(Dataset items)
■ ■ ■ ■

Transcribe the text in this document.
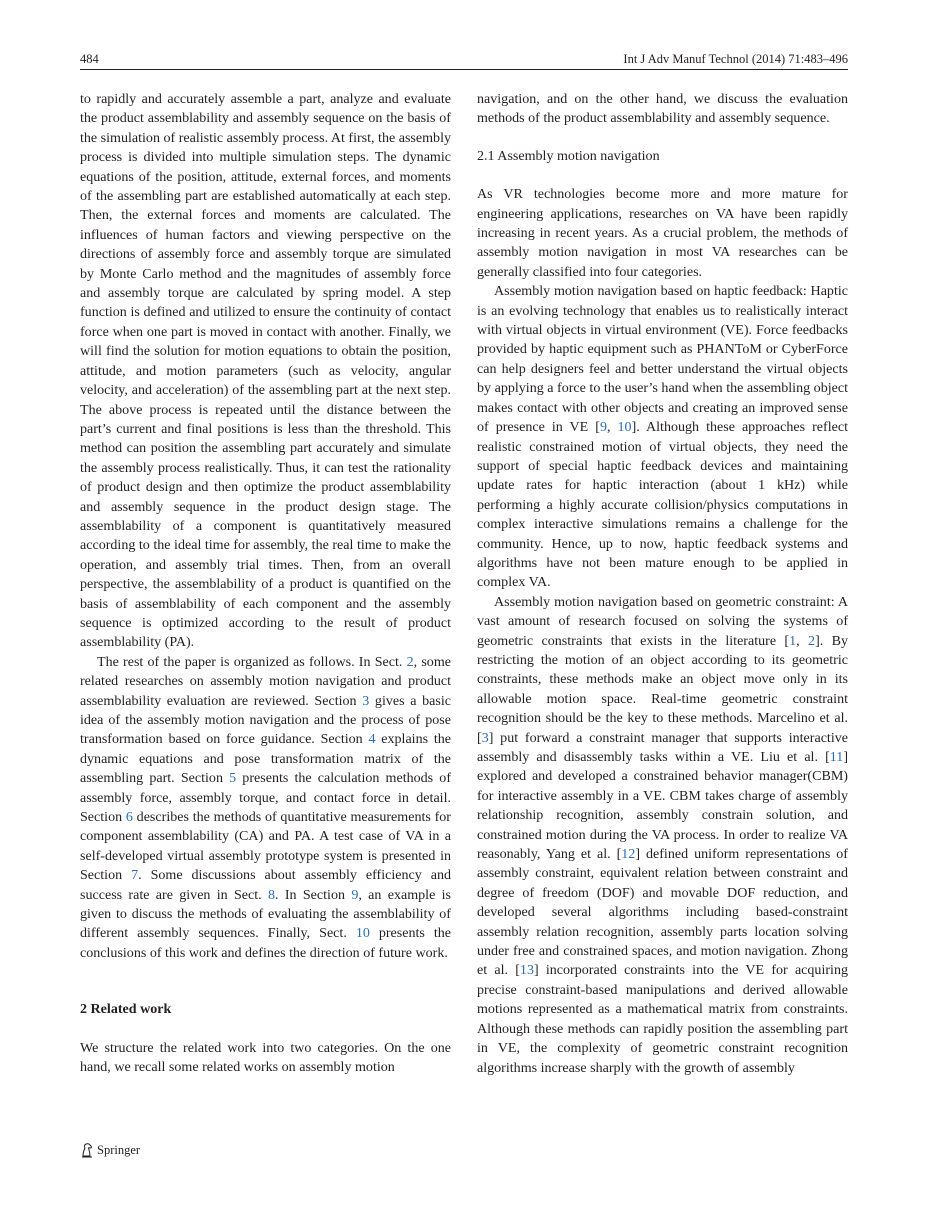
484	Int J Adv Manuf Technol (2014) 71:483–496

to rapidly and accurately assemble a part, analyze and evaluate the product assemblability and assembly sequence on the basis of the simulation of realistic assembly process. At first, the assembly process is divided into multiple simulation steps. The dynamic equations of the position, attitude, external forces, and moments of the assembling part are established automatically at each step. Then, the external forces and moments are calculated. The influences of human factors and viewing perspective on the directions of assembly force and assembly torque are simulated by Monte Carlo method and the magnitudes of assembly force and assembly torque are calculated by spring model. A step function is defined and utilized to ensure the continuity of contact force when one part is moved in contact with another. Finally, we will find the solution for motion equations to obtain the position, attitude, and motion parameters (such as velocity, angular velocity, and acceleration) of the assembling part at the next step. The above process is repeated until the distance between the part’s current and final positions is less than the threshold. This method can position the assembling part accurately and simulate the assembly process realistically. Thus, it can test the rationality of product design and then optimize the product assemblability and assembly sequence in the product design stage. The assemblability of a component is quantitatively measured according to the ideal time for assembly, the real time to make the operation, and assembly trial times. Then, from an overall perspective, the assemblability of a product is quantified on the basis of assemblability of each component and the assembly sequence is optimized according to the result of product assemblability (PA).

The rest of the paper is organized as follows. In Sect. 2, some related researches on assembly motion navigation and product assemblability evaluation are reviewed. Section 3 gives a basic idea of the assembly motion navigation and the process of pose transformation based on force guidance. Section 4 explains the dynamic equations and pose transformation matrix of the assembling part. Section 5 presents the calculation methods of assembly force, assembly torque, and contact force in detail. Section 6 describes the methods of quantitative measurements for component assemblability (CA) and PA. A test case of VA in a self-developed virtual assembly prototype system is presented in Section 7. Some discussions about assembly efficiency and success rate are given in Sect. 8. In Section 9, an example is given to discuss the methods of evaluating the assemblability of different assembly sequences. Finally, Sect. 10 presents the conclusions of this work and defines the direction of future work.

2 Related work

We structure the related work into two categories. On the one hand, we recall some related works on assembly motion

navigation, and on the other hand, we discuss the evaluation methods of the product assemblability and assembly sequence.

2.1 Assembly motion navigation

As VR technologies become more and more mature for engineering applications, researches on VA have been rapidly increasing in recent years. As a crucial problem, the methods of assembly motion navigation in most VA researches can be generally classified into four categories.

Assembly motion navigation based on haptic feedback: Haptic is an evolving technology that enables us to realistically interact with virtual objects in virtual environment (VE). Force feedbacks provided by haptic equipment such as PHANToM or CyberForce can help designers feel and better understand the virtual objects by applying a force to the user’s hand when the assembling object makes contact with other objects and creating an improved sense of presence in VE [9, 10]. Although these approaches reflect realistic constrained motion of virtual objects, they need the support of special haptic feedback devices and maintaining update rates for haptic interaction (about 1 kHz) while performing a highly accurate collision/physics computations in complex interactive simulations remains a challenge for the community. Hence, up to now, haptic feedback systems and algorithms have not been mature enough to be applied in complex VA.

Assembly motion navigation based on geometric constraint: A vast amount of research focused on solving the systems of geometric constraints that exists in the literature [1, 2]. By restricting the motion of an object according to its geometric constraints, these methods make an object move only in its allowable motion space. Real-time geometric constraint recognition should be the key to these methods. Marcelino et al. [3] put forward a constraint manager that supports interactive assembly and disassembly tasks within a VE. Liu et al. [11] explored and developed a constrained behavior manager(CBM) for interactive assembly in a VE. CBM takes charge of assembly relationship recognition, assembly constrain solution, and constrained motion during the VA process. In order to realize VA reasonably, Yang et al. [12] defined uniform representations of assembly constraint, equivalent relation between constraint and degree of freedom (DOF) and movable DOF reduction, and developed several algorithms including based-constraint assembly relation recognition, assembly parts location solving under free and constrained spaces, and motion navigation. Zhong et al. [13] incorporated constraints into the VE for acquiring precise constraint-based manipulations and derived allowable motions represented as a mathematical matrix from constraints. Although these methods can rapidly position the assembling part in VE, the complexity of geometric constraint recognition algorithms increase sharply with the growth of assembly

Springer
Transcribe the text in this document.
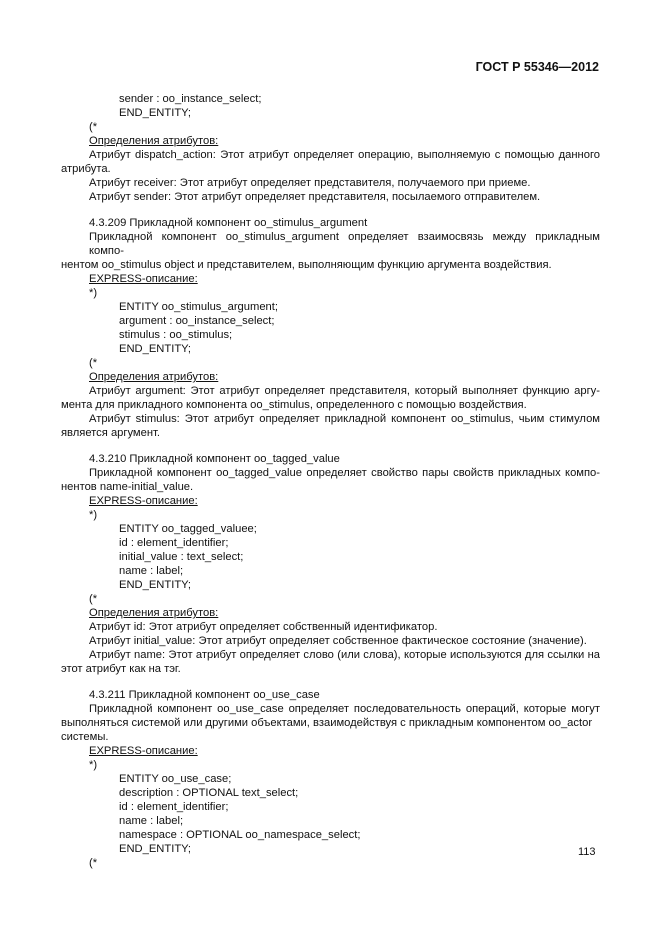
ГОСТ Р 55346—2012
sender : oo_instance_select;
END_ENTITY;
(*
Определения атрибутов:
Атрибут dispatch_action: Этот атрибут определяет операцию, выполняемую с помощью данного
атрибута.
Атрибут receiver: Этот атрибут определяет представителя, получаемого при приеме.
Атрибут sender: Этот атрибут определяет представителя, посылаемого отправителем.
4.3.209 Прикладной компонент oo_stimulus_argument
Прикладной компонент oo_stimulus_argument определяет взаимосвязь между прикладным компо-
нентом oo_stimulus object и представителем, выполняющим функцию аргумента воздействия.
EXPRESS-описание:
*)
ENTITY oo_stimulus_argument;
argument : oo_instance_select;
stimulus : oo_stimulus;
END_ENTITY;
(*
Определения атрибутов:
Атрибут argument: Этот атрибут определяет представителя, который выполняет функцию аргу-
мента для прикладного компонента oo_stimulus, определенного с помощью воздействия.
Атрибут stimulus: Этот атрибут определяет прикладной компонент oo_stimulus, чьим стимулом
является аргумент.
4.3.210 Прикладной компонент oo_tagged_value
Прикладной компонент oo_tagged_value определяет свойство пары свойств прикладных компо-
нентов name-initial_value.
EXPRESS-описание:
*)
ENTITY oo_tagged_valuee;
id : element_identifier;
initial_value : text_select;
name : label;
END_ENTITY;
(*
Определения атрибутов:
Атрибут id: Этот атрибут определяет собственный идентификатор.
Атрибут initial_value: Этот атрибут определяет собственное фактическое состояние (значение).
Атрибут name: Этот атрибут определяет слово (или слова), которые используются для ссылки на
этот атрибут как на тэг.
4.3.211 Прикладной компонент oo_use_case
Прикладной компонент oo_use_case определяет последовательность операций, которые могут
выполняться системой или другими объектами, взаимодействуя с прикладным компонентом oo_actor
системы.
EXPRESS-описание:
*)
ENTITY oo_use_case;
description : OPTIONAL text_select;
id : element_identifier;
name : label;
namespace : OPTIONAL oo_namespace_select;
END_ENTITY;
(*
113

■ ■ ■ ■

The answer is the number of lines in the preceding material that hold "функцию"; write that number and nothing else.

2